=== Extracted data ===

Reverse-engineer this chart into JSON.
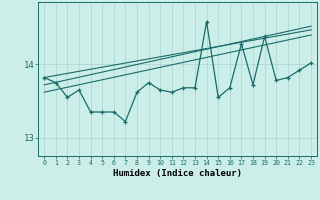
{
  "title": "",
  "xlabel": "Humidex (Indice chaleur)",
  "background_color": "#cceee8",
  "line_color": "#1a6b6b",
  "grid_color": "#aad4ce",
  "x_data": [
    0,
    1,
    2,
    3,
    4,
    5,
    6,
    7,
    8,
    9,
    10,
    11,
    12,
    13,
    14,
    15,
    16,
    17,
    18,
    19,
    20,
    21,
    22,
    23
  ],
  "y_main": [
    13.82,
    13.75,
    13.55,
    13.65,
    13.35,
    13.35,
    13.35,
    13.22,
    13.62,
    13.75,
    13.65,
    13.62,
    13.68,
    13.68,
    14.58,
    13.55,
    13.68,
    14.28,
    13.72,
    14.38,
    13.78,
    13.82,
    13.92,
    14.02
  ],
  "trend1_x": [
    0,
    23
  ],
  "trend1_y": [
    13.82,
    14.47
  ],
  "trend2_x": [
    0,
    23
  ],
  "trend2_y": [
    13.72,
    14.52
  ],
  "trend3_x": [
    0,
    23
  ],
  "trend3_y": [
    13.62,
    14.4
  ],
  "ylim": [
    12.75,
    14.85
  ],
  "xlim": [
    -0.5,
    23.5
  ],
  "yticks": [
    13,
    14
  ],
  "xticks": [
    0,
    1,
    2,
    3,
    4,
    5,
    6,
    7,
    8,
    9,
    10,
    11,
    12,
    13,
    14,
    15,
    16,
    17,
    18,
    19,
    20,
    21,
    22,
    23
  ],
  "figsize": [
    3.2,
    2.0
  ],
  "dpi": 100
}
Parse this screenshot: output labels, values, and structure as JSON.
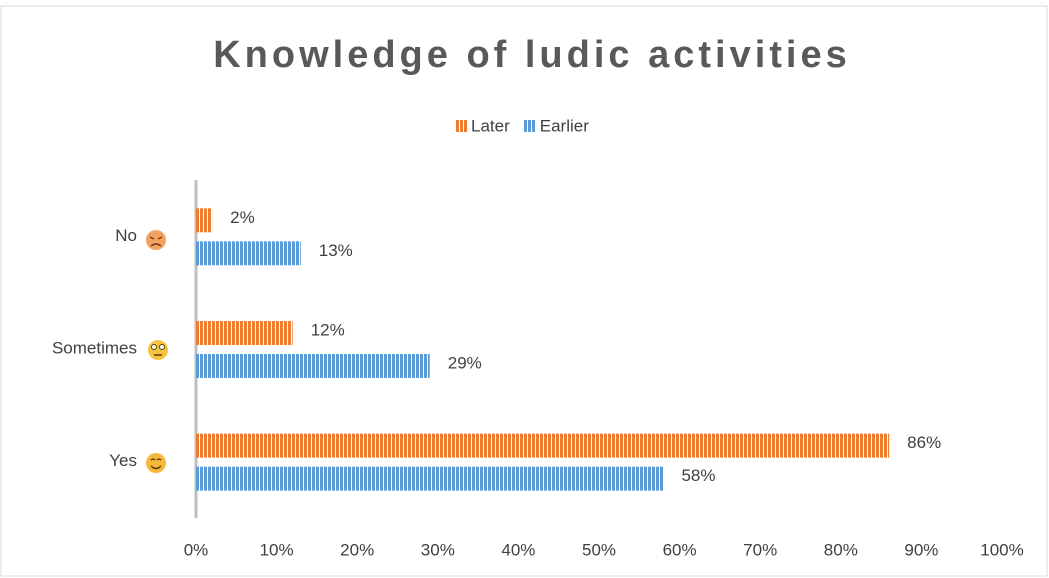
{
  "chart_data": {
    "type": "bar",
    "orientation": "horizontal",
    "title": "Knowledge of ludic activities",
    "categories": [
      "No",
      "Sometimes",
      "Yes"
    ],
    "series": [
      {
        "name": "Later",
        "color": "#ED7D31",
        "values": [
          2,
          12,
          86
        ],
        "value_labels": [
          "2%",
          "12%",
          "86%"
        ]
      },
      {
        "name": "Earlier",
        "color": "#5B9BD5",
        "values": [
          13,
          29,
          58
        ],
        "value_labels": [
          "13%",
          "29%",
          "58%"
        ]
      }
    ],
    "xlim": [
      0,
      100
    ],
    "xticks": [
      {
        "value": 0,
        "label": "0%"
      },
      {
        "value": 10,
        "label": "10%"
      },
      {
        "value": 20,
        "label": "20%"
      },
      {
        "value": 30,
        "label": "30%"
      },
      {
        "value": 40,
        "label": "40%"
      },
      {
        "value": 50,
        "label": "50%"
      },
      {
        "value": 60,
        "label": "60%"
      },
      {
        "value": 70,
        "label": "70%"
      },
      {
        "value": 80,
        "label": "80%"
      },
      {
        "value": 90,
        "label": "90%"
      },
      {
        "value": 100,
        "label": "100%"
      }
    ],
    "legend": "top",
    "grid": false
  }
}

===

Task to carry out. Return each line in the records that holds the string "this".

Worked solution.
Reverse-engineer this chart into JSON.
Parse this screenshot: output labels, values, and structure as JSON.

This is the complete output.